> **Try it**: Would you please reproduce all the entries word for word, minus the pictures?

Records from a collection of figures
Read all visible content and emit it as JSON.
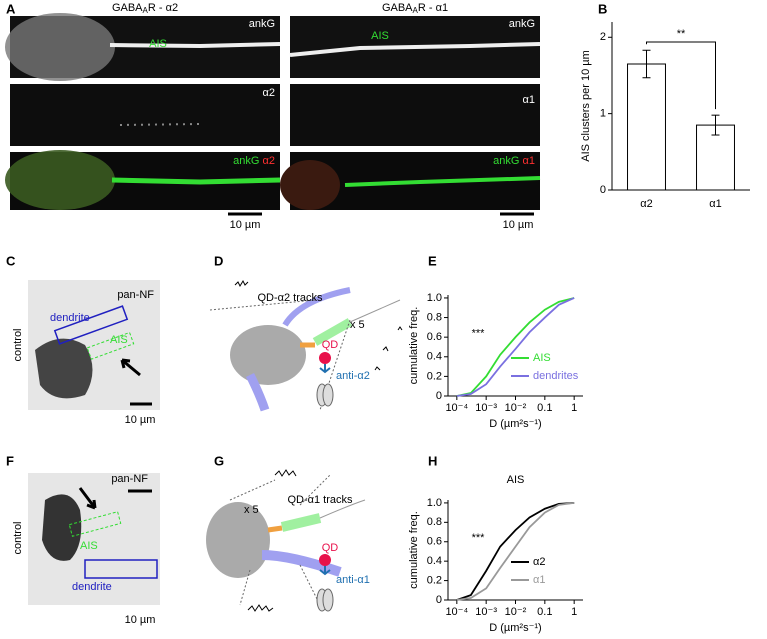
{
  "panel_letters": [
    "A",
    "B",
    "C",
    "D",
    "E",
    "F",
    "G",
    "H"
  ],
  "panel_a": {
    "left_title": {
      "base": "GABA",
      "sub": "A",
      "rest": "R - α2"
    },
    "right_title": {
      "base": "GABA",
      "sub": "A",
      "rest": "R - α1"
    },
    "left": {
      "ankg": "ankG",
      "ais": "AIS",
      "receptor": "α2",
      "merge_ankg": "ankG",
      "merge_receptor": "α2",
      "scale": "10 µm"
    },
    "right": {
      "ankg": "ankG",
      "ais": "AIS",
      "receptor": "α1",
      "merge_ankg": "ankG",
      "merge_receptor": "α1",
      "scale": "10 µm"
    }
  },
  "panel_c": {
    "stain": "pan-NF",
    "condition": "control",
    "dendrite": "dendrite",
    "ais": "AIS",
    "scale": "10 µm"
  },
  "panel_d": {
    "title": "QD-α2 tracks",
    "zoom": "x 5",
    "qd": "QD",
    "antibody": "anti-α2"
  },
  "panel_f": {
    "stain": "pan-NF",
    "condition": "control",
    "dendrite": "dendrite",
    "ais": "AIS",
    "scale": "10 µm"
  },
  "panel_g": {
    "title": "QD-α1 tracks",
    "zoom": "x 5",
    "qd": "QD",
    "antibody": "anti-α1"
  },
  "chart_data": [
    {
      "type": "bar",
      "ylabel": "AIS clusters per 10 µm",
      "categories": [
        "α2",
        "α1"
      ],
      "values": [
        1.65,
        0.85
      ],
      "errors": [
        0.18,
        0.13
      ],
      "color": "#ffffff",
      "ylim": [
        0,
        2.2
      ],
      "yticks": [
        0,
        1,
        2
      ],
      "significance": "**"
    },
    {
      "type": "line",
      "xlabel": "D (µm²s⁻¹)",
      "ylabel": "cumulative freq.",
      "xscale": "log",
      "x": [
        0.0001,
        0.0003,
        0.001,
        0.003,
        0.01,
        0.03,
        0.1,
        0.3,
        1
      ],
      "series": [
        {
          "name": "AIS",
          "color": "#33dd33",
          "values": [
            0,
            0.03,
            0.2,
            0.42,
            0.6,
            0.75,
            0.88,
            0.96,
            1.0
          ]
        },
        {
          "name": "dendrites",
          "color": "#7a70e0",
          "values": [
            0,
            0.02,
            0.12,
            0.3,
            0.48,
            0.65,
            0.8,
            0.93,
            1.0
          ]
        }
      ],
      "xlim": [
        5e-05,
        2
      ],
      "ylim": [
        0,
        1.03
      ],
      "xticks": [
        {
          "value": 0.0001,
          "label": "10⁻⁴"
        },
        {
          "value": 0.001,
          "label": "10⁻³"
        },
        {
          "value": 0.01,
          "label": "10⁻²"
        },
        0.1,
        1
      ],
      "yticks": [
        0,
        0.2,
        0.4,
        0.6,
        0.8,
        {
          "value": 1,
          "label": "1.0"
        }
      ],
      "significance": "***",
      "legend": "lower right"
    },
    {
      "type": "line",
      "title": "AIS",
      "xlabel": "D (µm²s⁻¹)",
      "ylabel": "cumulative freq.",
      "xscale": "log",
      "x": [
        0.0001,
        0.0003,
        0.001,
        0.003,
        0.01,
        0.03,
        0.1,
        0.3,
        1
      ],
      "series": [
        {
          "name": "α2",
          "color": "#000000",
          "values": [
            0,
            0.05,
            0.3,
            0.55,
            0.72,
            0.85,
            0.94,
            0.99,
            1.0
          ]
        },
        {
          "name": "α1",
          "color": "#999999",
          "values": [
            0,
            0.02,
            0.12,
            0.33,
            0.55,
            0.75,
            0.9,
            0.98,
            1.0
          ]
        }
      ],
      "xlim": [
        5e-05,
        2
      ],
      "ylim": [
        0,
        1.03
      ],
      "xticks": [
        {
          "value": 0.0001,
          "label": "10⁻⁴"
        },
        {
          "value": 0.001,
          "label": "10⁻³"
        },
        {
          "value": 0.01,
          "label": "10⁻²"
        },
        0.1,
        1
      ],
      "yticks": [
        0,
        0.2,
        0.4,
        0.6,
        0.8,
        {
          "value": 1,
          "label": "1.0"
        }
      ],
      "significance": "***",
      "legend": "lower right"
    }
  ]
}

> **Solution to this exercise**:
Read all visible content and emit it as JSON.
{
  "panel_letters": [
    "A",
    "B",
    "C",
    "D",
    "E",
    "F",
    "G",
    "H"
  ],
  "panel_a": {
    "left_title": {
      "base": "GABA",
      "sub": "A",
      "rest": "R - α2"
    },
    "right_title": {
      "base": "GABA",
      "sub": "A",
      "rest": "R - α1"
    },
    "left": {
      "ankg": "ankG",
      "ais": "AIS",
      "receptor": "α2",
      "merge_ankg": "ankG",
      "merge_receptor": "α2",
      "scale": "10 µm"
    },
    "right": {
      "ankg": "ankG",
      "ais": "AIS",
      "receptor": "α1",
      "merge_ankg": "ankG",
      "merge_receptor": "α1",
      "scale": "10 µm"
    }
  },
  "panel_c": {
    "stain": "pan-NF",
    "condition": "control",
    "dendrite": "dendrite",
    "ais": "AIS",
    "scale": "10 µm"
  },
  "panel_d": {
    "title": "QD-α2 tracks",
    "zoom": "x 5",
    "qd": "QD",
    "antibody": "anti-α2"
  },
  "panel_f": {
    "stain": "pan-NF",
    "condition": "control",
    "dendrite": "dendrite",
    "ais": "AIS",
    "scale": "10 µm"
  },
  "panel_g": {
    "title": "QD-α1 tracks",
    "zoom": "x 5",
    "qd": "QD",
    "antibody": "anti-α1"
  },
  "chart_data": [
    {
      "type": "bar",
      "ylabel": "AIS clusters per 10 µm",
      "categories": [
        "α2",
        "α1"
      ],
      "values": [
        1.65,
        0.85
      ],
      "errors": [
        0.18,
        0.13
      ],
      "color": "#ffffff",
      "ylim": [
        0,
        2.2
      ],
      "yticks": [
        0,
        1,
        2
      ],
      "significance": "**"
    },
    {
      "type": "line",
      "xlabel": "D (µm²s⁻¹)",
      "ylabel": "cumulative freq.",
      "xscale": "log",
      "x": [
        0.0001,
        0.0003,
        0.001,
        0.003,
        0.01,
        0.03,
        0.1,
        0.3,
        1
      ],
      "series": [
        {
          "name": "AIS",
          "color": "#33dd33",
          "values": [
            0,
            0.03,
            0.2,
            0.42,
            0.6,
            0.75,
            0.88,
            0.96,
            1.0
          ]
        },
        {
          "name": "dendrites",
          "color": "#7a70e0",
          "values": [
            0,
            0.02,
            0.12,
            0.3,
            0.48,
            0.65,
            0.8,
            0.93,
            1.0
          ]
        }
      ],
      "xlim": [
        5e-05,
        2
      ],
      "ylim": [
        0,
        1.03
      ],
      "xticks": [
        {
          "value": 0.0001,
          "label": "10⁻⁴"
        },
        {
          "value": 0.001,
          "label": "10⁻³"
        },
        {
          "value": 0.01,
          "label": "10⁻²"
        },
        0.1,
        1
      ],
      "yticks": [
        0,
        0.2,
        0.4,
        0.6,
        0.8,
        {
          "value": 1,
          "label": "1.0"
        }
      ],
      "significance": "***",
      "legend": "lower right"
    },
    {
      "type": "line",
      "title": "AIS",
      "xlabel": "D (µm²s⁻¹)",
      "ylabel": "cumulative freq.",
      "xscale": "log",
      "x": [
        0.0001,
        0.0003,
        0.001,
        0.003,
        0.01,
        0.03,
        0.1,
        0.3,
        1
      ],
      "series": [
        {
          "name": "α2",
          "color": "#000000",
          "values": [
            0,
            0.05,
            0.3,
            0.55,
            0.72,
            0.85,
            0.94,
            0.99,
            1.0
          ]
        },
        {
          "name": "α1",
          "color": "#999999",
          "values": [
            0,
            0.02,
            0.12,
            0.33,
            0.55,
            0.75,
            0.9,
            0.98,
            1.0
          ]
        }
      ],
      "xlim": [
        5e-05,
        2
      ],
      "ylim": [
        0,
        1.03
      ],
      "xticks": [
        {
          "value": 0.0001,
          "label": "10⁻⁴"
        },
        {
          "value": 0.001,
          "label": "10⁻³"
        },
        {
          "value": 0.01,
          "label": "10⁻²"
        },
        0.1,
        1
      ],
      "yticks": [
        0,
        0.2,
        0.4,
        0.6,
        0.8,
        {
          "value": 1,
          "label": "1.0"
        }
      ],
      "significance": "***",
      "legend": "lower right"
    }
  ]
}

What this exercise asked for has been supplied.